__Task to carry out__. How many lines in the entries below contain the word "element"? Reply with the number only.

__Spatial layout entries__.
##############################
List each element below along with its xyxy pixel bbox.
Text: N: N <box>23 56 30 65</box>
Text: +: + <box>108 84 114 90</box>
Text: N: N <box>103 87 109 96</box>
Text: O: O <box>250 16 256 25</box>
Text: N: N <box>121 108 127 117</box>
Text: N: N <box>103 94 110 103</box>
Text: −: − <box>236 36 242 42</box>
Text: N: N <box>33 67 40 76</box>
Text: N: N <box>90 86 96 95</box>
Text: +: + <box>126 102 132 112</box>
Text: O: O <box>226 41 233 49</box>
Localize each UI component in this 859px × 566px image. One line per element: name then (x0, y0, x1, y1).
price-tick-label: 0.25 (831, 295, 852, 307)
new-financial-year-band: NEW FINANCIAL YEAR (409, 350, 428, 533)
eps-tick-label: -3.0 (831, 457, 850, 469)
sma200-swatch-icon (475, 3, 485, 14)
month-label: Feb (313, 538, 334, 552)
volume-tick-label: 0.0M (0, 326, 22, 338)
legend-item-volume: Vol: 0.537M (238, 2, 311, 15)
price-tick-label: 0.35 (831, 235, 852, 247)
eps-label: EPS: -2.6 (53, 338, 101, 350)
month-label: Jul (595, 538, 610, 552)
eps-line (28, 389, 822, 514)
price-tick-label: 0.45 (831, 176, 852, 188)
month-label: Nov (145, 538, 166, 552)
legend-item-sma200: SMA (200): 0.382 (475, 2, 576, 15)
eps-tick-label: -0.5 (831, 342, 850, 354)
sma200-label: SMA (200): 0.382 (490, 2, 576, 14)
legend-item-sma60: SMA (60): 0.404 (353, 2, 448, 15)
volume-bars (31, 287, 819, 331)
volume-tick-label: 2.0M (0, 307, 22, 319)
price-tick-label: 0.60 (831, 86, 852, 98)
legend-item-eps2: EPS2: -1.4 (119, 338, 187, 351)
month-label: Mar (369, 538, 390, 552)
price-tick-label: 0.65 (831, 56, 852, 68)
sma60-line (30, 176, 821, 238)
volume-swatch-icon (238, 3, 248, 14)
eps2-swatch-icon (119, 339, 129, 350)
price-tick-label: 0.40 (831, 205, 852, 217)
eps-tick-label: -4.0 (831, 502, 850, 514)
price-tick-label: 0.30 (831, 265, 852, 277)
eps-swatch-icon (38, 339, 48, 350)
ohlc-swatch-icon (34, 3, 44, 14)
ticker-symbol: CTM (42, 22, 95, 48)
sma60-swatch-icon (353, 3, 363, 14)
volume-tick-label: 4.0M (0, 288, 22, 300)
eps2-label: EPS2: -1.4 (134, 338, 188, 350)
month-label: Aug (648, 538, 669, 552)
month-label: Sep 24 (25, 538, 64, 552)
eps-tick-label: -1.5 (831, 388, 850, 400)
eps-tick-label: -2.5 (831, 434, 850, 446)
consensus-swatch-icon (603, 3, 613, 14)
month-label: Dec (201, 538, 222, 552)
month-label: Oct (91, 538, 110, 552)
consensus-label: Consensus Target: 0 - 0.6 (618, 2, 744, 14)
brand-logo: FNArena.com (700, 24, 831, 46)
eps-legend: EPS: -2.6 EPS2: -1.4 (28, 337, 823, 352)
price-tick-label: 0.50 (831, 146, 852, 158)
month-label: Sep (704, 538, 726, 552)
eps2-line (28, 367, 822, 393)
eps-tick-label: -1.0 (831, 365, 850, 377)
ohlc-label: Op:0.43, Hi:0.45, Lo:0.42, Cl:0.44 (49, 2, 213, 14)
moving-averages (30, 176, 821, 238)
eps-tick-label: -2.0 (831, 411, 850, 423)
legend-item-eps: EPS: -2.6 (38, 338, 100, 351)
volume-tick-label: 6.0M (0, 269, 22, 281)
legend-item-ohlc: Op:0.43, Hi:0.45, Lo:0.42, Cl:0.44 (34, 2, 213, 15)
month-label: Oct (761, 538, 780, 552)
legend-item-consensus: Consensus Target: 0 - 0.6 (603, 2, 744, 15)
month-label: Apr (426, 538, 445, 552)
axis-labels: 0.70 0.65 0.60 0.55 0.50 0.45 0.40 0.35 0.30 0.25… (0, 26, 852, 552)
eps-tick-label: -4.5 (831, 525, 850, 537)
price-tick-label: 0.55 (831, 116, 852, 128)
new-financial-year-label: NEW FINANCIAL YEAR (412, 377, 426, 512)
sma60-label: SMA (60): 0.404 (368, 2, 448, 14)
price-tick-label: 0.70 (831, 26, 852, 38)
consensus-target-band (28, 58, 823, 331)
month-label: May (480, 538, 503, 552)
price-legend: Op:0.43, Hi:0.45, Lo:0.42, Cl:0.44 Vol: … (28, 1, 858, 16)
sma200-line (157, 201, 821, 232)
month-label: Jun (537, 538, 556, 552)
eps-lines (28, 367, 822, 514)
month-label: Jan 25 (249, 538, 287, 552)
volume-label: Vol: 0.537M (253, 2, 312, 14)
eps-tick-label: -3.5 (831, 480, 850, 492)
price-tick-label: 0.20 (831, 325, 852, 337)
##############################
__Worked solution__. 2